* Page text
There are n cities. Some of them are connected, while some are not. If city a is connected directly with city b, and city b is connected directly with city c, then city a is connected indirectly with city c.

A province is a group of directly or indirectly connected cities and no other cities outside of the group.

You are given an n x n matrix isConnected where isConnected[i][j] = 1 if the ith city and the jth city are directly connected, and isConnected[i][j] = 0 otherwise.

Return the total number of provinces.

Example 1:

Input: isConnected = [[1,1,0],[1,1,0],[0,0,1]]
Output: 2

Example 2:

Input: isConnected = [[1,0,0],[0,1,0],[0,0,1]]
Output: 3

Constraints:

  • 1 <= n <= 200
  • n == isConnected.length
  • n == isConnected[i].length
  • isConnected[i][j] is 1 or 0.
  • isConnected[i][i] == 1
  • isConnected[i][j] == isConnected[j][i]

解法1: 并查集

class Solution {
    public int findCircleNum(int[][] isConnected) {
        //1.for loop len elements do unionfind
        UnionFind uf = new UnionFind(isConnected.length);
        for(int i=0;i<isConnected.length;i++){
            for(int j=0;j<isConnected.length;j++){
                if(i!=j && isConnected[i][j]==1) {
                    uf.union(i,j);
                }
            }
        }
        //2.count the parent[i]=i
        int count = 0;
        for(int i=0;i<isConnected.length;i++)

* Dataset excerpt
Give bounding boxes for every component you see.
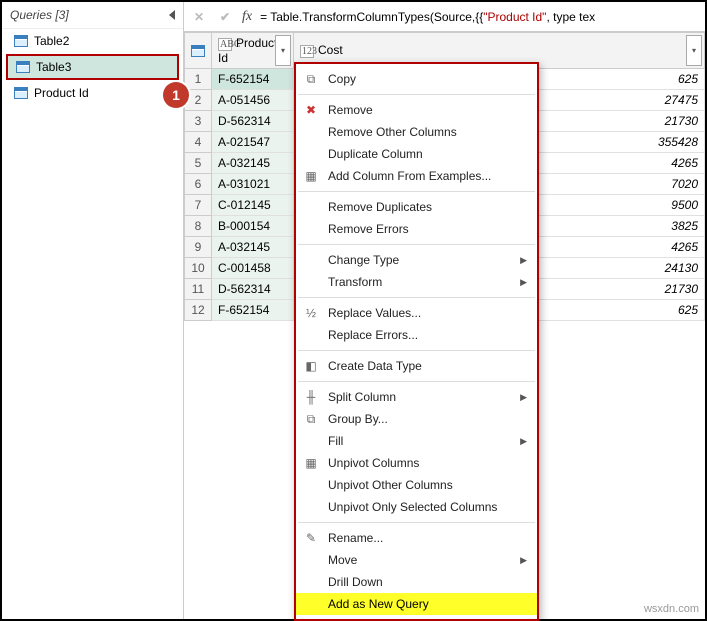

* To-do list
1/ From the page text on counting provinces, copy the passage from "A province is a group" up to and including "and isConnected[i][j] = 0 otherwise.".
2/ According to the provinces problem text, what is the largest value n can take?
3/ List every condition given under "Constraints:" in the provinces problem text.

* Responses in order
1/
A province is a group of directly or indirectly connected cities and no other cities outside of the group.

You are given an n x n matrix isConnected where isConnected[i][j] = 1 if the ith city and the jth city are directly connected, and isConnected[i][j] = 0 otherwise.

2/ 200

3/
1 <= n <= 200
n == isConnected.length
n == isConnected[i].length
isConnected[i][j] is 1 or 0.
isConnected[i][i] == 1
isConnected[i][j] == isConnected[j][i]